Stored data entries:
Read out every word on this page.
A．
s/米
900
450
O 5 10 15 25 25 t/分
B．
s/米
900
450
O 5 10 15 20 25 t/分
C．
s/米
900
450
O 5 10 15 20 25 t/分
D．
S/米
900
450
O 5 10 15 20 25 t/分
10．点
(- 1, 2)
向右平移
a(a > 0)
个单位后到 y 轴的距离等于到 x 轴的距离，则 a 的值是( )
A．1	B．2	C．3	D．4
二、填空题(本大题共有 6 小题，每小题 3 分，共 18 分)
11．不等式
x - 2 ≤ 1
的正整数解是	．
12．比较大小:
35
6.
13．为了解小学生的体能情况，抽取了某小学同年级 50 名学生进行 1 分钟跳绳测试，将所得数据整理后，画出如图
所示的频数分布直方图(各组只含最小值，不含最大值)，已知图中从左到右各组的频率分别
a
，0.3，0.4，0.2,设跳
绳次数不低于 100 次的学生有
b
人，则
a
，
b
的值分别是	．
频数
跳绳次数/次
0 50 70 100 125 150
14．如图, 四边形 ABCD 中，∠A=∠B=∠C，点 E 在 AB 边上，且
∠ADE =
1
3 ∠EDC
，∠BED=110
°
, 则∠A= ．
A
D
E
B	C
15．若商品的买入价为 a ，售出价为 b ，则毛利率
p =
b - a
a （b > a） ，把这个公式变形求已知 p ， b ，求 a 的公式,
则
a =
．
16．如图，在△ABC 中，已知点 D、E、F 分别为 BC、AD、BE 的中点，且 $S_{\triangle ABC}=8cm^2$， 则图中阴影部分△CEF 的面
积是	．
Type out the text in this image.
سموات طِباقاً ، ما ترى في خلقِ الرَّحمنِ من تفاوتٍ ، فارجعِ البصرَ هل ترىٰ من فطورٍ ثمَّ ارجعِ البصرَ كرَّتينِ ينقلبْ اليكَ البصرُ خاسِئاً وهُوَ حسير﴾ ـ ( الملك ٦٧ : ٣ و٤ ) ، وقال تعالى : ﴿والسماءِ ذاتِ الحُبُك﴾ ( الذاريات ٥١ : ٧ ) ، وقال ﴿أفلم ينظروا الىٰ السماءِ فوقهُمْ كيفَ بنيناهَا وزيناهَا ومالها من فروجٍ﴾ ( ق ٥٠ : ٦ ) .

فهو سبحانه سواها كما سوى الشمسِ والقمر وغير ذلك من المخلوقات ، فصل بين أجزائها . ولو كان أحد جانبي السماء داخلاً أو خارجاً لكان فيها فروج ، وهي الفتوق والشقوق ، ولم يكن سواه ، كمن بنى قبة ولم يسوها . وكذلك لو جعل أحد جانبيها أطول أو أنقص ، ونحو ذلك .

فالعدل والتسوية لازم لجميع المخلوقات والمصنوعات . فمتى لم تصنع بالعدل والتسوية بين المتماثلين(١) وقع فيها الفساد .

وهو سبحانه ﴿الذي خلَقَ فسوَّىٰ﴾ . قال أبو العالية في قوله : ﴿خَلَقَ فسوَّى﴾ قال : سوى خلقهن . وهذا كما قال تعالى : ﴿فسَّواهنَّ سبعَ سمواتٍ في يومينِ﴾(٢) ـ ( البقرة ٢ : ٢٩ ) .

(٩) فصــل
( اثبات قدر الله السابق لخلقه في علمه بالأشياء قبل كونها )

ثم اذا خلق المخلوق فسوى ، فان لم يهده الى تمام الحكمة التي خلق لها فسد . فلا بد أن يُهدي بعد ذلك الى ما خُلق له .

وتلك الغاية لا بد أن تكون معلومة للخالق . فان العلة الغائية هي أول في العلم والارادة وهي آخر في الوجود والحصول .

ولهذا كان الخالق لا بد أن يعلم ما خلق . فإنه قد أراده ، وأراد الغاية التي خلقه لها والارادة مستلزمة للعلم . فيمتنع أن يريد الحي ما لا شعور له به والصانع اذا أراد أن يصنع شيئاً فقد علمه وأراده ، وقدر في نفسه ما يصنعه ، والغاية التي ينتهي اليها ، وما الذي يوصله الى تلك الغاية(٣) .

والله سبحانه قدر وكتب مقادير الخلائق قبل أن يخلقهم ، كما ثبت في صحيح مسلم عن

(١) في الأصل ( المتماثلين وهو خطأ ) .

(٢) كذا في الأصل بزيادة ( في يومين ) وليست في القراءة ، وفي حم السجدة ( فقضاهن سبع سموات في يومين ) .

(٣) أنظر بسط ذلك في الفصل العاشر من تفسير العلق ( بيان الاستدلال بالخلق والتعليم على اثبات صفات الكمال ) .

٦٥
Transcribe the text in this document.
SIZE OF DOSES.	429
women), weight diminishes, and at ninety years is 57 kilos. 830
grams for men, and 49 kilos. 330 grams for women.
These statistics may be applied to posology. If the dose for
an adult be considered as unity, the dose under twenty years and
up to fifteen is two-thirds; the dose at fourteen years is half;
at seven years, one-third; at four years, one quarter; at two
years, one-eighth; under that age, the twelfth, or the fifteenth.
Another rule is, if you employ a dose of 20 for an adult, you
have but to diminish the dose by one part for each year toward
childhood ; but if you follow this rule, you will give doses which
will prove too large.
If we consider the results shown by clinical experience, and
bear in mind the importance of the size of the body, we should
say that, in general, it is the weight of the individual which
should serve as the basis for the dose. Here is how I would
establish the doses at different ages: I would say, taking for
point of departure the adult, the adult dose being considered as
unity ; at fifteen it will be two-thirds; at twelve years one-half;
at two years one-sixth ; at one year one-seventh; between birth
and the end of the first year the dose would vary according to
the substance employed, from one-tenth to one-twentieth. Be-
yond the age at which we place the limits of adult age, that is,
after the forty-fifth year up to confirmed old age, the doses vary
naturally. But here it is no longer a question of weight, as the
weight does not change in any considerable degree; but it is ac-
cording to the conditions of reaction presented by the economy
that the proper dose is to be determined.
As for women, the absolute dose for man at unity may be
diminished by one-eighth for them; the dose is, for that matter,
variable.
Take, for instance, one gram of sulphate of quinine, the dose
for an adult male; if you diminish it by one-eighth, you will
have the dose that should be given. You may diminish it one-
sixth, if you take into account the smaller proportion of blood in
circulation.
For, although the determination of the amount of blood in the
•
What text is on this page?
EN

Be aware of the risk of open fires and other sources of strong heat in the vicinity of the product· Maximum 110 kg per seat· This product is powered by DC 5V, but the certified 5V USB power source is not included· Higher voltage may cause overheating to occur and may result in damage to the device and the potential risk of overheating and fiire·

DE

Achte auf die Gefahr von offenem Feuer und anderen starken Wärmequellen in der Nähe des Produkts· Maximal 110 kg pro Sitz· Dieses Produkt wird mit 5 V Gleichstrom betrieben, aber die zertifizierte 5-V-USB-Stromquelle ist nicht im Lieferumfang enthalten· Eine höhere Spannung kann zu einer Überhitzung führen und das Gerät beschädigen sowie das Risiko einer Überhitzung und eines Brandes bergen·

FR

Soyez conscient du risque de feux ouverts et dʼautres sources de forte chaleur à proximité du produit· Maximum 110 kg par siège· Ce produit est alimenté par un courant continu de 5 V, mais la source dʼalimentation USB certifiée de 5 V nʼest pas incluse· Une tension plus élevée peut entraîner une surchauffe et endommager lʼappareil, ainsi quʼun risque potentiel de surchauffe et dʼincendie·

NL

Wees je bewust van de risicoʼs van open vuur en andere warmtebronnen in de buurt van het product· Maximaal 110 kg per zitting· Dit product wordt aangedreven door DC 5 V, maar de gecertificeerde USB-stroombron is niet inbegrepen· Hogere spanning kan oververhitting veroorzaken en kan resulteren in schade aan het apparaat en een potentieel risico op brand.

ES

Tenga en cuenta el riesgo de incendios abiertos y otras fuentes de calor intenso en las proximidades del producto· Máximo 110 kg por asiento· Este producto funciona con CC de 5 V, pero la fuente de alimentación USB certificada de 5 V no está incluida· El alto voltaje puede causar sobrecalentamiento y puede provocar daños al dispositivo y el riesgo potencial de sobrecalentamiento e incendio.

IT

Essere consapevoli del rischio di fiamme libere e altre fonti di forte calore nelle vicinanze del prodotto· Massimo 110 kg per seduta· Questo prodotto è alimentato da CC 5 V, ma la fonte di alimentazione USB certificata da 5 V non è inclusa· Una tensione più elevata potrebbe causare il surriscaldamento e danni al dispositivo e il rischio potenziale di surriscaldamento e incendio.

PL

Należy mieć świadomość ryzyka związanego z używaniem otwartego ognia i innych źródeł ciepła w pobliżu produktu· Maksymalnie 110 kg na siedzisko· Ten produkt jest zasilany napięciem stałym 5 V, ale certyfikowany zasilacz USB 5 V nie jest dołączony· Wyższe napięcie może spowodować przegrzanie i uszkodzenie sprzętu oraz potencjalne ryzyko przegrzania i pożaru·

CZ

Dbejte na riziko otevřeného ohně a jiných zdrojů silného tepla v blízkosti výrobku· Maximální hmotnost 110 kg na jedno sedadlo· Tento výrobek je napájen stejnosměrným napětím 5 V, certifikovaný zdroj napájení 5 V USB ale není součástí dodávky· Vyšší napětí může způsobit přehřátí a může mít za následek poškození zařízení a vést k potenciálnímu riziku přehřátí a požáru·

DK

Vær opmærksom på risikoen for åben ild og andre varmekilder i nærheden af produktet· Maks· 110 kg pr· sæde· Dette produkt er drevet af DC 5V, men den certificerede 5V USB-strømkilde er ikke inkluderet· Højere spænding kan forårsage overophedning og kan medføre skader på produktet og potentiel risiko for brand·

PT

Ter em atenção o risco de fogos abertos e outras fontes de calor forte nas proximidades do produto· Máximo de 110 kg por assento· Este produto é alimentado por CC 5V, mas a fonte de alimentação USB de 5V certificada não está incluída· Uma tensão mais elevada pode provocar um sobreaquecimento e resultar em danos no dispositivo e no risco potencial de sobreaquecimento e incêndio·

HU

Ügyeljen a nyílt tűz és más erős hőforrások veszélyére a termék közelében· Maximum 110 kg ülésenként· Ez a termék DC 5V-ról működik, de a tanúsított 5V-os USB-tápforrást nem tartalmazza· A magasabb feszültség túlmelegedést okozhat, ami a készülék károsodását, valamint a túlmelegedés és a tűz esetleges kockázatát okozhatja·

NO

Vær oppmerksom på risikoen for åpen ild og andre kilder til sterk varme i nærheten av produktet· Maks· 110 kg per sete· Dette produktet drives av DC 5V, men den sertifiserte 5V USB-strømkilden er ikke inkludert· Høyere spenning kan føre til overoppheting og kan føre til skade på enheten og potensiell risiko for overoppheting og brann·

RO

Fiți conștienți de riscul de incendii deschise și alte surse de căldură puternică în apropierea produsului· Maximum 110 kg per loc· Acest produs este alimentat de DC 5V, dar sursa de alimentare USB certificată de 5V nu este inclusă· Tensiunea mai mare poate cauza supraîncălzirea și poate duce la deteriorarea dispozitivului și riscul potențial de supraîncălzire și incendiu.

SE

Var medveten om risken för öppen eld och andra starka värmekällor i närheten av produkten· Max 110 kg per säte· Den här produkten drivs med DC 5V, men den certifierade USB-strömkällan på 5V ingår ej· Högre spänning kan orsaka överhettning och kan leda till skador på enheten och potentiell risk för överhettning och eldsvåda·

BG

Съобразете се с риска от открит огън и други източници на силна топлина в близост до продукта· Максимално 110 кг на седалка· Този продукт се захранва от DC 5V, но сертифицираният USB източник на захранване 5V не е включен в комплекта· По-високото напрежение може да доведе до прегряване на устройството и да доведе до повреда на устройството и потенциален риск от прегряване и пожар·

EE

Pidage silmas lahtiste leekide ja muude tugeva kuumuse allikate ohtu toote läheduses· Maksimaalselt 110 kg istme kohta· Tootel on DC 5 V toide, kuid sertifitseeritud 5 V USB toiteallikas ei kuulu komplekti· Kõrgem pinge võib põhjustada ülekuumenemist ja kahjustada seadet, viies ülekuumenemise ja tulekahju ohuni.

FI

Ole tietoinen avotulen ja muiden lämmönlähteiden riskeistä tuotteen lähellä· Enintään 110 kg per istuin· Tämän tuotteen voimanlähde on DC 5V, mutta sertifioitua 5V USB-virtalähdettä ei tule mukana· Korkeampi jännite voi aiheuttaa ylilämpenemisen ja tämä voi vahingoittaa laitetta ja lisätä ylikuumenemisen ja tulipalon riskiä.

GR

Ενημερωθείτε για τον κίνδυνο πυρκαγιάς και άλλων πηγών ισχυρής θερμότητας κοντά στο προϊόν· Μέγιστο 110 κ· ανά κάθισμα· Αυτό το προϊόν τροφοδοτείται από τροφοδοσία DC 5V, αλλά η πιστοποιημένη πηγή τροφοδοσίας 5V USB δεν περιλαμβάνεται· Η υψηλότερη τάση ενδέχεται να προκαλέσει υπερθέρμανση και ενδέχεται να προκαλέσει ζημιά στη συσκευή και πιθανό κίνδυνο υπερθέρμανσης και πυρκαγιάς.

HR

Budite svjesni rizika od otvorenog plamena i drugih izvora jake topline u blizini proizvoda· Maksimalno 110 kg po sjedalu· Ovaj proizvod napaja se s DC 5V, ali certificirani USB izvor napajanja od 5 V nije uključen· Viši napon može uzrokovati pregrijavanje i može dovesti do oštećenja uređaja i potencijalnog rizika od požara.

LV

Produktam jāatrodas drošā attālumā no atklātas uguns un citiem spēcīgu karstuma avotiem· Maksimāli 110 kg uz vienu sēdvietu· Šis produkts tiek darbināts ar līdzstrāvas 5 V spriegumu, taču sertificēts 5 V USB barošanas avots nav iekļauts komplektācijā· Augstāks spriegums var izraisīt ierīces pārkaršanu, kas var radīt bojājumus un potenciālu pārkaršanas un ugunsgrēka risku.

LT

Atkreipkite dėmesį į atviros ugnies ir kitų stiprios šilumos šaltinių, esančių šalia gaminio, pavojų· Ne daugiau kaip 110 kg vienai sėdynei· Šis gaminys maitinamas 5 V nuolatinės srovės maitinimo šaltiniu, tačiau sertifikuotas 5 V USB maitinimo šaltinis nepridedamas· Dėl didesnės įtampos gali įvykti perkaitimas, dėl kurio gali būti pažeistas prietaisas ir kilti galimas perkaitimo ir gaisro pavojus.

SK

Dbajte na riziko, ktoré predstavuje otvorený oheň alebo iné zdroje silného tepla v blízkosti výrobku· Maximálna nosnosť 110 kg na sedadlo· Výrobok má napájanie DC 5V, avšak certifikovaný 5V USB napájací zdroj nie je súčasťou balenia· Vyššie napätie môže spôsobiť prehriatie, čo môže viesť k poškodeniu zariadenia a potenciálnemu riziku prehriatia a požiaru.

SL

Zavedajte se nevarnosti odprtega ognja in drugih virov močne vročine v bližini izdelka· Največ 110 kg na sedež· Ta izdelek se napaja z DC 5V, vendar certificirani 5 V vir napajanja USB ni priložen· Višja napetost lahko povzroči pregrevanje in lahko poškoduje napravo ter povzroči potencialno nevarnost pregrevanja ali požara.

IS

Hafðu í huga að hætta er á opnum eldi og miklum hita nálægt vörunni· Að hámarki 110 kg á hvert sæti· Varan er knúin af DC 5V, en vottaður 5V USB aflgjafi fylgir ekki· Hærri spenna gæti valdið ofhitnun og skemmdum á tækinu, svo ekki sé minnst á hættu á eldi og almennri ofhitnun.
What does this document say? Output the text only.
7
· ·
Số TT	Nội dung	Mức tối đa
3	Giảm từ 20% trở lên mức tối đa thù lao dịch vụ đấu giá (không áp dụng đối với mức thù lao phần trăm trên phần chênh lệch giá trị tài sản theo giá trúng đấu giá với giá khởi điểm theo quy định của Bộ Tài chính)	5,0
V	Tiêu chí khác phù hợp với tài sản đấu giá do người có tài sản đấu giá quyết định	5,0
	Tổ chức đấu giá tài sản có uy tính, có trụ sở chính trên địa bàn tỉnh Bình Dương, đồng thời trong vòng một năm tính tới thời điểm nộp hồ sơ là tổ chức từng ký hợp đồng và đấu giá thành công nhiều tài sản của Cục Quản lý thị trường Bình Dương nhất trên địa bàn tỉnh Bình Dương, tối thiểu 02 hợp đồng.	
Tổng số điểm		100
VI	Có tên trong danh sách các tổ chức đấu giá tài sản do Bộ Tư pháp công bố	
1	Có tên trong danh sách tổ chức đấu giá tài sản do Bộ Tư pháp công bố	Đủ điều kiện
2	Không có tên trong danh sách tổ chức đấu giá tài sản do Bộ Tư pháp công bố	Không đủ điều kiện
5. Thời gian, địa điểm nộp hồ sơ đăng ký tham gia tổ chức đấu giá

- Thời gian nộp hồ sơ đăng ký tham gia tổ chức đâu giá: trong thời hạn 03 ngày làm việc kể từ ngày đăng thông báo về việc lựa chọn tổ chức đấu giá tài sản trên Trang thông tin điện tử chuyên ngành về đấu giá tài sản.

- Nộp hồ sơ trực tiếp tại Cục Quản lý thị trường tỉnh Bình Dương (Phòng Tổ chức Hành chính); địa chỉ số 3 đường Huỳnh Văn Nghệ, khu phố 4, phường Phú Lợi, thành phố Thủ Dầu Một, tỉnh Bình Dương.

-- Given task --
Find every line of the data that holds the string "document", then say how many there are and nothing else.

-- Result --
2